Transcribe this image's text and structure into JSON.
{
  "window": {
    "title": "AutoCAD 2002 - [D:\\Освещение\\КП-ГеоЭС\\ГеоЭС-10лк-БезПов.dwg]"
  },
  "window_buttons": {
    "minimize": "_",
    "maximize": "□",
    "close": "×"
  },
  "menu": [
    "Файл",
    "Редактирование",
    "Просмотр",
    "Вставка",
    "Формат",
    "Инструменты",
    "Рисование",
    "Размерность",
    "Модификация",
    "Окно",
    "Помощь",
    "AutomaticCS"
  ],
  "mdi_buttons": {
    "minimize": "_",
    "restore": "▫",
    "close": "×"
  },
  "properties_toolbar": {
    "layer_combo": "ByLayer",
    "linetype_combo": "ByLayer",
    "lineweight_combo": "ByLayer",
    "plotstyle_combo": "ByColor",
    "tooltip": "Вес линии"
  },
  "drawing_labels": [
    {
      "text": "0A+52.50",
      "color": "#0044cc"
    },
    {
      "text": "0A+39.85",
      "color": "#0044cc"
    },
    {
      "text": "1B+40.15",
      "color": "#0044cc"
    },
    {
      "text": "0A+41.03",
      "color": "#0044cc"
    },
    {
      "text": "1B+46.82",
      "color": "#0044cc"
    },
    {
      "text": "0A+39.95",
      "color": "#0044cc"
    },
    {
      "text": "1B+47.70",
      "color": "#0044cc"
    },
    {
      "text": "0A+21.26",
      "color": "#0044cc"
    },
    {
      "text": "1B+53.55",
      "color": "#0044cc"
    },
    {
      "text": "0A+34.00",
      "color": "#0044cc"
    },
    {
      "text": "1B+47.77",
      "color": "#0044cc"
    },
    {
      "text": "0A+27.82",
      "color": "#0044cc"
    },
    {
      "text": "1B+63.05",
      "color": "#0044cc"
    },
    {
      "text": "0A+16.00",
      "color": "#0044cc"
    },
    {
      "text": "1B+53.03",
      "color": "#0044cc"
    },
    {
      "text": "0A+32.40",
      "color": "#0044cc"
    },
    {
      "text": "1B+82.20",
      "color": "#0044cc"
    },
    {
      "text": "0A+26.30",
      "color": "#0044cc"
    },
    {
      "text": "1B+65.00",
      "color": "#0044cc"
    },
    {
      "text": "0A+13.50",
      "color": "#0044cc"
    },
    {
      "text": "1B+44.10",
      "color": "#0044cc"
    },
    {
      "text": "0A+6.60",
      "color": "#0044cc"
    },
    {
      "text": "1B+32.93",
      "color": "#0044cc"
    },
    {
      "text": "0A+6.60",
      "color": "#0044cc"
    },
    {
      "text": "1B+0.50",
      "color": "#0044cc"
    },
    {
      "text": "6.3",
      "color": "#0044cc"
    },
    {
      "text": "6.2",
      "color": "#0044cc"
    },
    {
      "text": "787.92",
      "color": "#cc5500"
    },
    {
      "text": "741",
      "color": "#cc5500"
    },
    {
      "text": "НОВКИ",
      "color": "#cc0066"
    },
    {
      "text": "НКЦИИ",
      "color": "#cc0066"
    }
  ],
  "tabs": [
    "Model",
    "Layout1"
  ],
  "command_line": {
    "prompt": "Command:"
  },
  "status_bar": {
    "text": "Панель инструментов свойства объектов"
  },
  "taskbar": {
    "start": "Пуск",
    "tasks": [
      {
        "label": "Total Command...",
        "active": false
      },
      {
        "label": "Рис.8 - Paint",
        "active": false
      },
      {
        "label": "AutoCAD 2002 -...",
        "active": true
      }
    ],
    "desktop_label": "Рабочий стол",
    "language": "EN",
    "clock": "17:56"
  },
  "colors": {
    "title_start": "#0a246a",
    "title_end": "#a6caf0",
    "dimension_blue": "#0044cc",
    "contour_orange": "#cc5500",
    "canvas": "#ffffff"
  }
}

========================

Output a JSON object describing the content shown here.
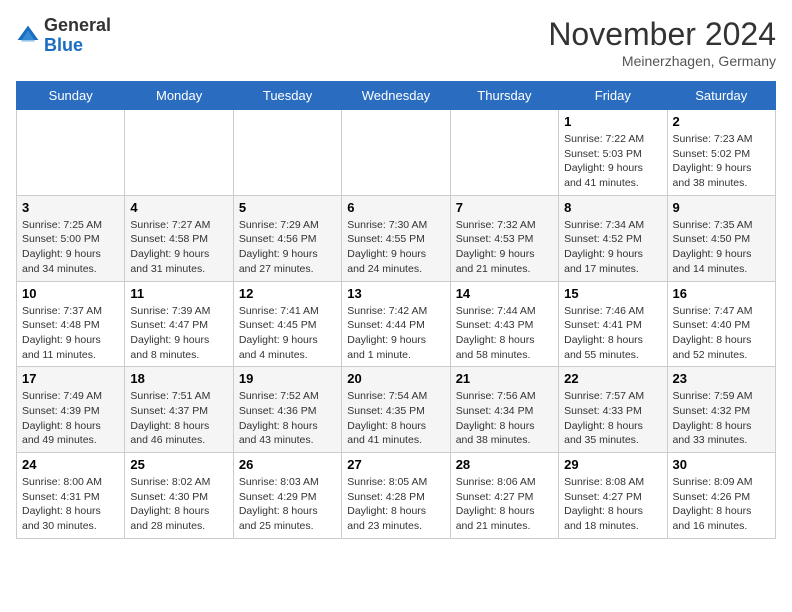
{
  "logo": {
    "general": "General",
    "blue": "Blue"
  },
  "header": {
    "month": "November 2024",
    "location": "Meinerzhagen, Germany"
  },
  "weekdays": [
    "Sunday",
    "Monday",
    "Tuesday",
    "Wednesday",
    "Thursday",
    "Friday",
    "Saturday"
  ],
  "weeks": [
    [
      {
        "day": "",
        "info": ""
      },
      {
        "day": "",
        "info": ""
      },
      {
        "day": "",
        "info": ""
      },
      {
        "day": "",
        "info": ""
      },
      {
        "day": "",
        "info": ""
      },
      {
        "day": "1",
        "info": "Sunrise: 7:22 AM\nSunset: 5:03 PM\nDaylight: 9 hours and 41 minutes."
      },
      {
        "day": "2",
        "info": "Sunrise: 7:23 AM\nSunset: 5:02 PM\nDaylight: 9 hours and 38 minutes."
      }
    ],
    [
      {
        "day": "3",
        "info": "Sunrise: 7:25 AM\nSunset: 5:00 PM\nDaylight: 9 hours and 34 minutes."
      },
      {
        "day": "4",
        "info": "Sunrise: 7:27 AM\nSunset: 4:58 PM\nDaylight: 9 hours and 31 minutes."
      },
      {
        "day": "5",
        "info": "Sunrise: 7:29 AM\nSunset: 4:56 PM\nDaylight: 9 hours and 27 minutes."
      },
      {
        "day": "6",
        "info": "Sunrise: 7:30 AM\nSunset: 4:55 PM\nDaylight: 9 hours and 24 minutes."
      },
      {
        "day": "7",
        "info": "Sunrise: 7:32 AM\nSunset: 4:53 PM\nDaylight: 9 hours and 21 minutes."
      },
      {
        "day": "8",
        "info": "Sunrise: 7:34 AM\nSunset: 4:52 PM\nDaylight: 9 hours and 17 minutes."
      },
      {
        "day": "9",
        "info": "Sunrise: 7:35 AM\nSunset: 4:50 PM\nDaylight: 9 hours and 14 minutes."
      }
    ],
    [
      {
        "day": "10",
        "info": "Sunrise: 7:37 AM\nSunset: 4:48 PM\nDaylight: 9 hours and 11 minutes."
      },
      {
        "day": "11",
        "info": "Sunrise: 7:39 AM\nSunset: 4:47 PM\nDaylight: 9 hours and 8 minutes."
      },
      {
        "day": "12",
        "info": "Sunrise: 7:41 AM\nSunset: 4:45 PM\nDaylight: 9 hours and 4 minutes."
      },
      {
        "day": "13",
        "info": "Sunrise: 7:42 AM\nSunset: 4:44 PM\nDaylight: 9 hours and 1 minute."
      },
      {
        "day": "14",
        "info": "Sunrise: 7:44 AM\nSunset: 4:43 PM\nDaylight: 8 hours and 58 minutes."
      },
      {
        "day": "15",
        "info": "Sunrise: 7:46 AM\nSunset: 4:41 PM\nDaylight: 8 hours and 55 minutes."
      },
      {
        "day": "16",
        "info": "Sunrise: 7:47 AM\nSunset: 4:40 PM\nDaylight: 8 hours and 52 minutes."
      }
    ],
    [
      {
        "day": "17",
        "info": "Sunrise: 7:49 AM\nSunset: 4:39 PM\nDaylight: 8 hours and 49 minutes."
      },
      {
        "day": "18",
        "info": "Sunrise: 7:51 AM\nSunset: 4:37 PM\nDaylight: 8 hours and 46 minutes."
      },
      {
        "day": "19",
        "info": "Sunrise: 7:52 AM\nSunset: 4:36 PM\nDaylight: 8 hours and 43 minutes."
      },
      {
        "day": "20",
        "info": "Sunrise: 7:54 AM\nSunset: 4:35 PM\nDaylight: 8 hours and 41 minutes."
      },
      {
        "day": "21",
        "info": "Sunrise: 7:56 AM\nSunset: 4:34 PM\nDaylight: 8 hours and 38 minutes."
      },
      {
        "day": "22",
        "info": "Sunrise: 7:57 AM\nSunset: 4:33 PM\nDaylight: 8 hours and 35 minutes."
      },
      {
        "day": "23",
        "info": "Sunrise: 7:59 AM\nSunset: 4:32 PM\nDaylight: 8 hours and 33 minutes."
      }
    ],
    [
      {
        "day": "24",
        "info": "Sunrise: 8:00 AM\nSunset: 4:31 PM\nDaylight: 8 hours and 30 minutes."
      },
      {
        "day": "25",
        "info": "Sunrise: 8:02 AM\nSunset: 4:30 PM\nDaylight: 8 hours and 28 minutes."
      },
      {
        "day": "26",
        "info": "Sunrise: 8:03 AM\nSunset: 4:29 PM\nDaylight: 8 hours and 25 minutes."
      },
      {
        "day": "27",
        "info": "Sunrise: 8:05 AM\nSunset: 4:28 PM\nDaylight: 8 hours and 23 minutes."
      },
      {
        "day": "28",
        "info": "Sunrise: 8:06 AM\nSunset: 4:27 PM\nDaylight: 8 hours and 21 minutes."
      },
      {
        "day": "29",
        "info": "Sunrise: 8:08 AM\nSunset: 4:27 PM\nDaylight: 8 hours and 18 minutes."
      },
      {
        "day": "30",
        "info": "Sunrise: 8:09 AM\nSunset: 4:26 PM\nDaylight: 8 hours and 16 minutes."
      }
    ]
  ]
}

========================

• WHAT TO WORK ON
Count each line above in which the string "JSON" appears, then state only the total.

• SOLUTION TO THE PROBLEM
2